# Start of Task input
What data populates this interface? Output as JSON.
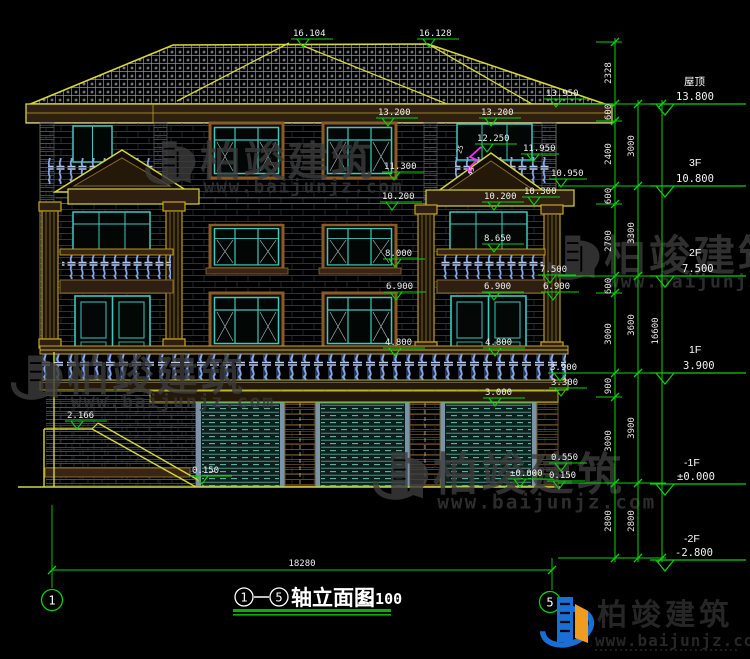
{
  "colors": {
    "background": "#000000",
    "dim_green": "#0ad20a",
    "outline_yellow": "#d6d63c",
    "window_teal": "#3fc8bc",
    "baluster_blue": "#86a8e8",
    "text_white": "#f0f0f0",
    "watermark_gray": "#3d3d3d",
    "logo_blue": "#1a6fd4",
    "logo_orange": "#f09c1e",
    "annotation_magenta": "#ff2ef0"
  },
  "markers": [
    "16.104",
    "16.128",
    "13.950",
    "13.200",
    "13.200",
    "12.250",
    "11.950",
    "11.300",
    "10.950",
    "10.200",
    "10.200",
    "10.300",
    "8.650",
    "8.000",
    "7.500",
    "6.900",
    "6.900",
    "6.900",
    "4.800",
    "4.800",
    "3.900",
    "3.300",
    "3.000",
    "2.166",
    "0.550",
    "±0.000",
    "0.150",
    "0.150"
  ],
  "floors": [
    {
      "label": "屋顶",
      "value": "13.800"
    },
    {
      "label": "3F",
      "value": "10.800"
    },
    {
      "label": "2F",
      "value": "7.500"
    },
    {
      "label": "1F",
      "value": "3.900"
    },
    {
      "label": "-1F",
      "value": "±0.000"
    },
    {
      "label": "-2F",
      "value": "-2.800"
    }
  ],
  "chainA": [
    "2328",
    "600",
    "2400",
    "600",
    "2700",
    "600",
    "3000",
    "900",
    "3000",
    "2800"
  ],
  "chainB": [
    "3000",
    "3300",
    "3600",
    "3900",
    "2800"
  ],
  "chainC": [
    "16600"
  ],
  "bottom_dim": "18280",
  "axes": {
    "left": "1",
    "right": "5"
  },
  "title": {
    "axis_from": "1",
    "axis_to": "5",
    "name": "轴立面图",
    "scale": "1:100"
  },
  "watermark": {
    "brand": "柏竣建筑",
    "url": "www.baijunjz.com"
  },
  "logo": {
    "brand": "柏竣建筑",
    "url": "www.baijunjz.com"
  },
  "notes": {
    "a": "25",
    "b": "45"
  }
}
# End of Task input
- Do this:
Restate the data above word for word. Skip every picture.

- Final result:
What data populates this interface? Output as JSON.
{
  "colors": {
    "background": "#000000",
    "dim_green": "#0ad20a",
    "outline_yellow": "#d6d63c",
    "window_teal": "#3fc8bc",
    "baluster_blue": "#86a8e8",
    "text_white": "#f0f0f0",
    "watermark_gray": "#3d3d3d",
    "logo_blue": "#1a6fd4",
    "logo_orange": "#f09c1e",
    "annotation_magenta": "#ff2ef0"
  },
  "markers": [
    "16.104",
    "16.128",
    "13.950",
    "13.200",
    "13.200",
    "12.250",
    "11.950",
    "11.300",
    "10.950",
    "10.200",
    "10.200",
    "10.300",
    "8.650",
    "8.000",
    "7.500",
    "6.900",
    "6.900",
    "6.900",
    "4.800",
    "4.800",
    "3.900",
    "3.300",
    "3.000",
    "2.166",
    "0.550",
    "±0.000",
    "0.150",
    "0.150"
  ],
  "floors": [
    {
      "label": "屋顶",
      "value": "13.800"
    },
    {
      "label": "3F",
      "value": "10.800"
    },
    {
      "label": "2F",
      "value": "7.500"
    },
    {
      "label": "1F",
      "value": "3.900"
    },
    {
      "label": "-1F",
      "value": "±0.000"
    },
    {
      "label": "-2F",
      "value": "-2.800"
    }
  ],
  "chainA": [
    "2328",
    "600",
    "2400",
    "600",
    "2700",
    "600",
    "3000",
    "900",
    "3000",
    "2800"
  ],
  "chainB": [
    "3000",
    "3300",
    "3600",
    "3900",
    "2800"
  ],
  "chainC": [
    "16600"
  ],
  "bottom_dim": "18280",
  "axes": {
    "left": "1",
    "right": "5"
  },
  "title": {
    "axis_from": "1",
    "axis_to": "5",
    "name": "轴立面图",
    "scale": "1:100"
  },
  "watermark": {
    "brand": "柏竣建筑",
    "url": "www.baijunjz.com"
  },
  "logo": {
    "brand": "柏竣建筑",
    "url": "www.baijunjz.com"
  },
  "notes": {
    "a": "25",
    "b": "45"
  }
}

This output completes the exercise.